**AIM:** Please repeat all of the lines that follow, exactly as written.

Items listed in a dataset
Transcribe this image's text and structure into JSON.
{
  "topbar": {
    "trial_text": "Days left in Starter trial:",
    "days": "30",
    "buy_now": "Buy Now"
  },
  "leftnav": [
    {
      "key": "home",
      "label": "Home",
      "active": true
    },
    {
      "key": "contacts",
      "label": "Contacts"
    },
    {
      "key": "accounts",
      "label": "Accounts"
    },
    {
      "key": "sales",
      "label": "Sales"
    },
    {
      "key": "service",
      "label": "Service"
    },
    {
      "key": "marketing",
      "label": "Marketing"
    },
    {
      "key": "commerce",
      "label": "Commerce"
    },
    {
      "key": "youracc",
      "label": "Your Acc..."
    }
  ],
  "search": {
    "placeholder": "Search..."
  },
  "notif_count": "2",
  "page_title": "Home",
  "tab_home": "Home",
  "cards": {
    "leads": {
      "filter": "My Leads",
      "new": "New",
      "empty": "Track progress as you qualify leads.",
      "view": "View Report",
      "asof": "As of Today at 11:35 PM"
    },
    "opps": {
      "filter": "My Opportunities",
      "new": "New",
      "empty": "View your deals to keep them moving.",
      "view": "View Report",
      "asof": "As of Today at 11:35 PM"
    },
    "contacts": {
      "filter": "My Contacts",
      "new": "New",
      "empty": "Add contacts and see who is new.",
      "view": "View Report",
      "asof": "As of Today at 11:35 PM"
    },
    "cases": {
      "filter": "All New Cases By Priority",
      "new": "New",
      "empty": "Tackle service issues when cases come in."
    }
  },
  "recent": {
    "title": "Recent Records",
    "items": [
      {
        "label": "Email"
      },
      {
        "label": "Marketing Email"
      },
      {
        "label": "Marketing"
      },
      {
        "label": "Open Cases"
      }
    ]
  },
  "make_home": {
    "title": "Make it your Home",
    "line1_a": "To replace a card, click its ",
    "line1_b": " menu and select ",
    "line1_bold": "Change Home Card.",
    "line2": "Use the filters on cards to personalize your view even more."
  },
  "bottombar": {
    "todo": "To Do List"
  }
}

**CORRECT ANSWER:**
Transcribe this image's text and structure into JSON.
{
  "topbar": {
    "trial_text": "Days left in Starter trial:",
    "days": "30",
    "buy_now": "Buy Now"
  },
  "leftnav": [
    {
      "key": "home",
      "label": "Home",
      "active": true
    },
    {
      "key": "contacts",
      "label": "Contacts"
    },
    {
      "key": "accounts",
      "label": "Accounts"
    },
    {
      "key": "sales",
      "label": "Sales"
    },
    {
      "key": "service",
      "label": "Service"
    },
    {
      "key": "marketing",
      "label": "Marketing"
    },
    {
      "key": "commerce",
      "label": "Commerce"
    },
    {
      "key": "youracc",
      "label": "Your Acc..."
    }
  ],
  "search": {
    "placeholder": "Search..."
  },
  "notif_count": "2",
  "page_title": "Home",
  "tab_home": "Home",
  "cards": {
    "leads": {
      "filter": "My Leads",
      "new": "New",
      "empty": "Track progress as you qualify leads.",
      "view": "View Report",
      "asof": "As of Today at 11:35 PM"
    },
    "opps": {
      "filter": "My Opportunities",
      "new": "New",
      "empty": "View your deals to keep them moving.",
      "view": "View Report",
      "asof": "As of Today at 11:35 PM"
    },
    "contacts": {
      "filter": "My Contacts",
      "new": "New",
      "empty": "Add contacts and see who is new.",
      "view": "View Report",
      "asof": "As of Today at 11:35 PM"
    },
    "cases": {
      "filter": "All New Cases By Priority",
      "new": "New",
      "empty": "Tackle service issues when cases come in."
    }
  },
  "recent": {
    "title": "Recent Records",
    "items": [
      {
        "label": "Email"
      },
      {
        "label": "Marketing Email"
      },
      {
        "label": "Marketing"
      },
      {
        "label": "Open Cases"
      }
    ]
  },
  "make_home": {
    "title": "Make it your Home",
    "line1_a": "To replace a card, click its ",
    "line1_b": " menu and select ",
    "line1_bold": "Change Home Card.",
    "line2": "Use the filters on cards to personalize your view even more."
  },
  "bottombar": {
    "todo": "To Do List"
  }
}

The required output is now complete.